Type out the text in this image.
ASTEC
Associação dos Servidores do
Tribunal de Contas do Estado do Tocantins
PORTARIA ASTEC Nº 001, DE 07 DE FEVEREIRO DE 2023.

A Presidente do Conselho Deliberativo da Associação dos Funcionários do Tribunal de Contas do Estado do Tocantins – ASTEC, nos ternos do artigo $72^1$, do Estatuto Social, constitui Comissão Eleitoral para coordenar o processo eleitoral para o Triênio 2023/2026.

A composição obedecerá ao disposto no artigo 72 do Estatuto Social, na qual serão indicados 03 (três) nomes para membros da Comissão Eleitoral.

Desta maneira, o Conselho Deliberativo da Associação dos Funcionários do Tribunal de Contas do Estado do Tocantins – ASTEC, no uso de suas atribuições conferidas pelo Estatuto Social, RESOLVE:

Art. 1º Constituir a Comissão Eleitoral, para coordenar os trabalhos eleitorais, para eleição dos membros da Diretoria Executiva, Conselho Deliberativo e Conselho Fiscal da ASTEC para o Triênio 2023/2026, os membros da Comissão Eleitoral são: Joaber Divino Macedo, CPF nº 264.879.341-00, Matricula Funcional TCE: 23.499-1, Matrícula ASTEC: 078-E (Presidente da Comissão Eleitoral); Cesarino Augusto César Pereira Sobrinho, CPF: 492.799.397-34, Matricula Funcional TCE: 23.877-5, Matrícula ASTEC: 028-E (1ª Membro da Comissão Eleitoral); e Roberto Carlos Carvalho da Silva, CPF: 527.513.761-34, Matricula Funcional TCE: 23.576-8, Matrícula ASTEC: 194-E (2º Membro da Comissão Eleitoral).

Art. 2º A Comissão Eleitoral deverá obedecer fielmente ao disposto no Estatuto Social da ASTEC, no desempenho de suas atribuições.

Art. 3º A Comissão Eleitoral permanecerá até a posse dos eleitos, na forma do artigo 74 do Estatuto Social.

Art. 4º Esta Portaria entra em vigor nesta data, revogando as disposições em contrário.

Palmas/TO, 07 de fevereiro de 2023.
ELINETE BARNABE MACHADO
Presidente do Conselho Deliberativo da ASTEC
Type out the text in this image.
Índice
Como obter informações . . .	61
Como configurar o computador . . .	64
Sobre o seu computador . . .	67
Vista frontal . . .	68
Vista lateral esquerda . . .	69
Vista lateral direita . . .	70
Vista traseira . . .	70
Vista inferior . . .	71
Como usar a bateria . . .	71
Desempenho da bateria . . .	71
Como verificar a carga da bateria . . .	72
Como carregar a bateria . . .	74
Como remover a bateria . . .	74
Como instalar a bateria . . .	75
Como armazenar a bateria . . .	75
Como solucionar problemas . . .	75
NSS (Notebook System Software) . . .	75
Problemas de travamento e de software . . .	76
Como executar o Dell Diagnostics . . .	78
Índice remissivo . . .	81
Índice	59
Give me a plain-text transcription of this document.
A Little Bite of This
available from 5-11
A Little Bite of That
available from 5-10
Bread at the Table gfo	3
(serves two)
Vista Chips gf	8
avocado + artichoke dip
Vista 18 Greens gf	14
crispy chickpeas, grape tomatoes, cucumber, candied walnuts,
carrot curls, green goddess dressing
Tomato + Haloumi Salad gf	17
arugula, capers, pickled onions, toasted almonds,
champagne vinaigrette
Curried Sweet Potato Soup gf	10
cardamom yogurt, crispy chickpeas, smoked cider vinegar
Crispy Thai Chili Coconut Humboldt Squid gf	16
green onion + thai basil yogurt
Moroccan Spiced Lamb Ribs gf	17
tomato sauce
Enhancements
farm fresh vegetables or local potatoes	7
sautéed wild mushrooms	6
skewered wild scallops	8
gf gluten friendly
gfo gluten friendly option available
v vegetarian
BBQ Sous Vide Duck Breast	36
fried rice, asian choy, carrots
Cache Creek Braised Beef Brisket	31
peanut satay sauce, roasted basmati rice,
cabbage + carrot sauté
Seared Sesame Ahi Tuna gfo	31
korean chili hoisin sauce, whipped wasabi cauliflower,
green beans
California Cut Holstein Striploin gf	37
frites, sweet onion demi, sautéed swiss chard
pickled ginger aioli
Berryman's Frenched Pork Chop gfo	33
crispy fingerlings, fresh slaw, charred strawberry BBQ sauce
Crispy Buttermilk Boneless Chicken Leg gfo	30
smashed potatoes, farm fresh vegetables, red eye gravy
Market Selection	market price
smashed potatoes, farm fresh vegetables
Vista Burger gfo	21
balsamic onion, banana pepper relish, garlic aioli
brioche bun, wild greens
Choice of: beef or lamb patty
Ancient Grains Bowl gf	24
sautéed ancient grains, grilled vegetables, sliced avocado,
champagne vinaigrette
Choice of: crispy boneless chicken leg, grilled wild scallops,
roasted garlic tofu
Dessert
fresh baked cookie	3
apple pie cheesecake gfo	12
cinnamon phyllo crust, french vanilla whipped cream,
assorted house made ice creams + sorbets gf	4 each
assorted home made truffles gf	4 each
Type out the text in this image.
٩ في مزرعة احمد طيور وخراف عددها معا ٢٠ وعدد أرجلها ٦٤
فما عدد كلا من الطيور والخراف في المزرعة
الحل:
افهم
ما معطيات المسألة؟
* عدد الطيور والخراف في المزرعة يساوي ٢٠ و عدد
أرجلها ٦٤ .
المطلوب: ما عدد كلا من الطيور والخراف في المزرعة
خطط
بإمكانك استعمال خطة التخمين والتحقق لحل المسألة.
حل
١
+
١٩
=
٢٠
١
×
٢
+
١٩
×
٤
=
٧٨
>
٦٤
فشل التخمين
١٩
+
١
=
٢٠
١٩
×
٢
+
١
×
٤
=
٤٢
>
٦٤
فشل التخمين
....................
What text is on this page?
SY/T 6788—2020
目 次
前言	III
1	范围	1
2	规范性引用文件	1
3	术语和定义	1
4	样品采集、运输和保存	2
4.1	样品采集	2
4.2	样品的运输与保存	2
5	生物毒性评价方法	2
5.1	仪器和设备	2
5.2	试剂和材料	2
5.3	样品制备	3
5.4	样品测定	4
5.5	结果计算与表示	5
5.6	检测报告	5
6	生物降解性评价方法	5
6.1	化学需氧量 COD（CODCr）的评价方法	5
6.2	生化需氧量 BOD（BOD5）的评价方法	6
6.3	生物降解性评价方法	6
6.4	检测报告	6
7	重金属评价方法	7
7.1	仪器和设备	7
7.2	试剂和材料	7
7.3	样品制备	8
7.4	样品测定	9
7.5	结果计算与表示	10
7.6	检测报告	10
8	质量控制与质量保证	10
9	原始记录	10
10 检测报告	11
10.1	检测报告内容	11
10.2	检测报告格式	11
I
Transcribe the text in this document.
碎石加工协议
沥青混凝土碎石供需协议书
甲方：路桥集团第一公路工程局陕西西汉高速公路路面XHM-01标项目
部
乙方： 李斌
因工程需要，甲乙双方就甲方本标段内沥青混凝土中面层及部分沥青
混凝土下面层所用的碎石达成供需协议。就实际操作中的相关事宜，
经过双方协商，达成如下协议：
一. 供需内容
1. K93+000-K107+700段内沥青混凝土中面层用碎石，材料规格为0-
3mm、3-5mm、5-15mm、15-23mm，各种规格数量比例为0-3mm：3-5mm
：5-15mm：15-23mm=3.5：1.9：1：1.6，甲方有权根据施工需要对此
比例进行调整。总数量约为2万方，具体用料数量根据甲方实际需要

※

- [EXERCISE]: Count each line of the entries that holds the word "available", then state the total and nothing more.

- [CORRECT ANSWER]: 3